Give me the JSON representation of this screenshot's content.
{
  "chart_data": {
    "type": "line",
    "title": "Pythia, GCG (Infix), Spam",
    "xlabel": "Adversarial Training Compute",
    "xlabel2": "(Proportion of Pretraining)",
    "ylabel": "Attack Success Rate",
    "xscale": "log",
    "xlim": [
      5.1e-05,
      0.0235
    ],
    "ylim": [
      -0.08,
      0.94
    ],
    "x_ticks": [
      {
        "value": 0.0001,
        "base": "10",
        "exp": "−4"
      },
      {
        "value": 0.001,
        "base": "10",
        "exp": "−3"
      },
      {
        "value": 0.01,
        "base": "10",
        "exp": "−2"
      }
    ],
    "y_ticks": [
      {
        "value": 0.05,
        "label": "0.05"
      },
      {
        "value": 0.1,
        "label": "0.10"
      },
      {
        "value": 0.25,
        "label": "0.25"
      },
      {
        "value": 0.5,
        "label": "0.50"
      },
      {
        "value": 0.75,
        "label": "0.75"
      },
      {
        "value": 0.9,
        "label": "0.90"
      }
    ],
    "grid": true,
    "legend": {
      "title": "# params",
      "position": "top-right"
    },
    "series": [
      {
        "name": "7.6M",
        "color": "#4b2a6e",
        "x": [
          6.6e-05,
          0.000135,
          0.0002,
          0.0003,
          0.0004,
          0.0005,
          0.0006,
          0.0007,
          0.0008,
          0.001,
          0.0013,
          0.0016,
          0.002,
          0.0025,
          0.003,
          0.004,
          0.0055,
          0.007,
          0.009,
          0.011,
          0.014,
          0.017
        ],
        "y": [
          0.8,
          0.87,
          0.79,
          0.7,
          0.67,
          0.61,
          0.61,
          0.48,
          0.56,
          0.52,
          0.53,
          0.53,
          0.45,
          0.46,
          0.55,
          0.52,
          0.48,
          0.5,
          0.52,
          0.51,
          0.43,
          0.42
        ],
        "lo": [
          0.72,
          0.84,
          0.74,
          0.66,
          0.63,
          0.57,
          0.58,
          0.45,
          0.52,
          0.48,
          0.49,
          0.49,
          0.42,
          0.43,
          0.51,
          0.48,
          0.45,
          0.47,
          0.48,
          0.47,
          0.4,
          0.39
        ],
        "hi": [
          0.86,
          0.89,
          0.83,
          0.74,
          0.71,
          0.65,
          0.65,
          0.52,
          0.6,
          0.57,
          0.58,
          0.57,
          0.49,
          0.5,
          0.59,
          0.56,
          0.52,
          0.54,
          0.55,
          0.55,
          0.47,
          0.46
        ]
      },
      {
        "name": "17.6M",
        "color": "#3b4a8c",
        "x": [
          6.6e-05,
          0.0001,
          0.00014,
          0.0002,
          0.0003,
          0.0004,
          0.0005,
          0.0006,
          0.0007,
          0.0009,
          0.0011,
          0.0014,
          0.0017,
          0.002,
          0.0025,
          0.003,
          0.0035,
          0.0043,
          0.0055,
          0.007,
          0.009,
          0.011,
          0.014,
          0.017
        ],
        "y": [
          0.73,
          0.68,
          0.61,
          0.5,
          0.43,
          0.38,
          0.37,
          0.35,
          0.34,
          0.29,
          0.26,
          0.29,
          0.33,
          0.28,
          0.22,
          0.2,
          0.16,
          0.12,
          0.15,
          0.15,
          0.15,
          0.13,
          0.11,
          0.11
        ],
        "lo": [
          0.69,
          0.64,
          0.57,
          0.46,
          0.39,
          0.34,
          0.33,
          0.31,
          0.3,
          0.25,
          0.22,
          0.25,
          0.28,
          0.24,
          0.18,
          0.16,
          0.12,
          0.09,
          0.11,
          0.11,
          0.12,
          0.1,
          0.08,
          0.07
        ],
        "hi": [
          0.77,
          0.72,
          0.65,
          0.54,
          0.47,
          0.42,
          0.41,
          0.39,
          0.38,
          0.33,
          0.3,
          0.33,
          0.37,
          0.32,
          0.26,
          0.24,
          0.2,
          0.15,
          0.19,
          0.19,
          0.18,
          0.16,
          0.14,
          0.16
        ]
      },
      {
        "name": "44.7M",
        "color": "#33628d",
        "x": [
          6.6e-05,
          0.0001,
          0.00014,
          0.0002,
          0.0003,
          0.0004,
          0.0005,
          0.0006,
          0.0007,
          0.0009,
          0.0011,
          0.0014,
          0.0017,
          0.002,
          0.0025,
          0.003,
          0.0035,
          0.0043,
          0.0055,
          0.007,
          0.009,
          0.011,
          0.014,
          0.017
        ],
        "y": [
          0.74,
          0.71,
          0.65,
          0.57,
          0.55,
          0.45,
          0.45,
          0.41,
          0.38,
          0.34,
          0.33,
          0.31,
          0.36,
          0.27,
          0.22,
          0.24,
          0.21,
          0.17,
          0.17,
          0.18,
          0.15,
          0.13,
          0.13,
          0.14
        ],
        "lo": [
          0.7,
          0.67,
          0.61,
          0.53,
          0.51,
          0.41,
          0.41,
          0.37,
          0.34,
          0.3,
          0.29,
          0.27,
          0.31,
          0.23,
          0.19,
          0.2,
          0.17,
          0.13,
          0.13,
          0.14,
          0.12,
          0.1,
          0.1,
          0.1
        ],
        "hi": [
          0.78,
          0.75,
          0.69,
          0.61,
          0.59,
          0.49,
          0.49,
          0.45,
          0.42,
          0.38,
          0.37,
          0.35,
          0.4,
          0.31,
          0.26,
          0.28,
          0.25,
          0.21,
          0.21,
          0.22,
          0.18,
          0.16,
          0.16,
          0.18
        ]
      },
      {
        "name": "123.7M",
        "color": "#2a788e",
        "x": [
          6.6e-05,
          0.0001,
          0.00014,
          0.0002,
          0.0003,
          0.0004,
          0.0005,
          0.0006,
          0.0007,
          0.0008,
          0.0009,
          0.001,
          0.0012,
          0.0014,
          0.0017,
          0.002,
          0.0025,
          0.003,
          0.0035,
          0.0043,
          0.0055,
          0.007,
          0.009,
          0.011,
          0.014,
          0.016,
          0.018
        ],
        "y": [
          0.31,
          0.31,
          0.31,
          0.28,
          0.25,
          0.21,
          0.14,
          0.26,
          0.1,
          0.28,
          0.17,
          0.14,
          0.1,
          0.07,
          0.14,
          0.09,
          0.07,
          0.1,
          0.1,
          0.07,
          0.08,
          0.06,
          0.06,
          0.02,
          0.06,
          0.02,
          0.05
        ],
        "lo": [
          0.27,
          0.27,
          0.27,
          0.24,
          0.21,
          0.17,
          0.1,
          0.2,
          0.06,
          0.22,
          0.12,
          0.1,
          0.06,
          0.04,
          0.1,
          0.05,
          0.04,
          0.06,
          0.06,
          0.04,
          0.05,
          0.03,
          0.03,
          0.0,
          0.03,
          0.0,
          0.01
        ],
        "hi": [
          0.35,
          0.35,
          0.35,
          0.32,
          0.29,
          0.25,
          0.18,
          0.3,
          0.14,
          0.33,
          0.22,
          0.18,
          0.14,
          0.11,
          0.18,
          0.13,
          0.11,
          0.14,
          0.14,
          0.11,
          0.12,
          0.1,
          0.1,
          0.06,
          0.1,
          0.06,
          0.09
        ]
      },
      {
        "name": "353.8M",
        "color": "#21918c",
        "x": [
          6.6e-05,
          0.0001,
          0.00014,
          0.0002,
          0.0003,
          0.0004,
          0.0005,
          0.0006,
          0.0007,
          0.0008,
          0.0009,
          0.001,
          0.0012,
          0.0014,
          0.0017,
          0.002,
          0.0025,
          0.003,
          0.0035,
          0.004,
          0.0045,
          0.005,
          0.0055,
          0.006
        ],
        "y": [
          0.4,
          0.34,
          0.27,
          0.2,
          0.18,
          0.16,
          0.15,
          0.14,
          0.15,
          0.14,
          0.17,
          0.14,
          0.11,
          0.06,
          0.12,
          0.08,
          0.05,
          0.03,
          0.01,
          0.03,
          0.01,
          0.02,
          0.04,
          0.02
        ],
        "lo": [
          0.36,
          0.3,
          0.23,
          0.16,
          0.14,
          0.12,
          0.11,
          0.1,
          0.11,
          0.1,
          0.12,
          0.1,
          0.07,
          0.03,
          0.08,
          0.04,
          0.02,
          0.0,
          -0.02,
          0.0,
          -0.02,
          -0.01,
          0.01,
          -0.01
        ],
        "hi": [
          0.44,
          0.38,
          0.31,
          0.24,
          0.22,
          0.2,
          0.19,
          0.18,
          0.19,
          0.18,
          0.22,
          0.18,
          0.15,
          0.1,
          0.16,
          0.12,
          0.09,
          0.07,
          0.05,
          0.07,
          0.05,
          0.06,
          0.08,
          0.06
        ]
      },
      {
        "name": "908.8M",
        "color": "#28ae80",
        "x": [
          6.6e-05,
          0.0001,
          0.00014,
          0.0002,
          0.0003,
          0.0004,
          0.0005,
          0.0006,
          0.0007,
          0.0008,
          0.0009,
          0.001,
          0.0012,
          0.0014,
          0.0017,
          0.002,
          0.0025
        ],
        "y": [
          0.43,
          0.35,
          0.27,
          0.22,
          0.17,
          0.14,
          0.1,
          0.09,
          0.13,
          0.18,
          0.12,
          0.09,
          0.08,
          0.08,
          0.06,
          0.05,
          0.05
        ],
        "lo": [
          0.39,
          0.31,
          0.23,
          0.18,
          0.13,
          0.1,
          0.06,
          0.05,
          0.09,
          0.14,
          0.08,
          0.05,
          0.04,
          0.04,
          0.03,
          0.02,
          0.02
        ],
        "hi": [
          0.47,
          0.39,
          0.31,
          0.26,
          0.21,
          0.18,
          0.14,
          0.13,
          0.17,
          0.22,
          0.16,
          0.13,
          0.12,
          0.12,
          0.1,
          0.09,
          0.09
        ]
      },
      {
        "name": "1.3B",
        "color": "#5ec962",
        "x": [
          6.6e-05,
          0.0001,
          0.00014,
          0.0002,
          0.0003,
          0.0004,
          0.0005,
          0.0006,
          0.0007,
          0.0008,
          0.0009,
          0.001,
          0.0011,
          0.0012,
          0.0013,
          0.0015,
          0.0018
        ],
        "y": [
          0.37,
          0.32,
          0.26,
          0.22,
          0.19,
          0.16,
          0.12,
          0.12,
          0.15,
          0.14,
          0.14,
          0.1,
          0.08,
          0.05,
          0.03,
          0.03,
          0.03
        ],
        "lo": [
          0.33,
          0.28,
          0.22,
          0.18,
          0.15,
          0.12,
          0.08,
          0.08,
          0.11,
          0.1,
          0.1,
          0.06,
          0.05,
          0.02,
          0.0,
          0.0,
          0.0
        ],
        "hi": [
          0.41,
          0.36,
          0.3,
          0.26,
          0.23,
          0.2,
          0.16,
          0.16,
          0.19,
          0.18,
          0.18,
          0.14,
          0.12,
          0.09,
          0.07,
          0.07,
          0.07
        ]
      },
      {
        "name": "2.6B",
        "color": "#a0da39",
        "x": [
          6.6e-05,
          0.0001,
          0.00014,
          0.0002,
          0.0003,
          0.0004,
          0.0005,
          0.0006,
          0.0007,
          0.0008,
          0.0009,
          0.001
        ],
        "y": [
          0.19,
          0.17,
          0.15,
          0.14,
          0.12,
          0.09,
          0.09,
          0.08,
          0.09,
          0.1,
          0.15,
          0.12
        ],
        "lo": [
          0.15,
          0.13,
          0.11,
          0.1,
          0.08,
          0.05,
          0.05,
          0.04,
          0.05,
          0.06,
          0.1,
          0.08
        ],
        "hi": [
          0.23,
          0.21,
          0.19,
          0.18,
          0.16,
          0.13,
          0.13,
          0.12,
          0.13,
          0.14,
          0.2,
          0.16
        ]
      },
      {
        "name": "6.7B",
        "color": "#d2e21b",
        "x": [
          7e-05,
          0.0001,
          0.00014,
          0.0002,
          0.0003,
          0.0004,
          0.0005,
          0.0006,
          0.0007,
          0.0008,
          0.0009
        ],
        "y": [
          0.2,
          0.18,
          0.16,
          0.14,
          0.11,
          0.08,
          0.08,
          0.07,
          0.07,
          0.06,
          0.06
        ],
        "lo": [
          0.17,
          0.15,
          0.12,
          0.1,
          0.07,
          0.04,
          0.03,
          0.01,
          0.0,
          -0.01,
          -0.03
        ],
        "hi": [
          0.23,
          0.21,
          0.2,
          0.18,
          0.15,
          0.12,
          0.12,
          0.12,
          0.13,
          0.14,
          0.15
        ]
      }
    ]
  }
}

-.-.-

- [WHAT NEEDS TO BE DONE]: Tell how many lines of the material above hold "color", answering with a bare number.

- [FINISHED ANSWER]: 9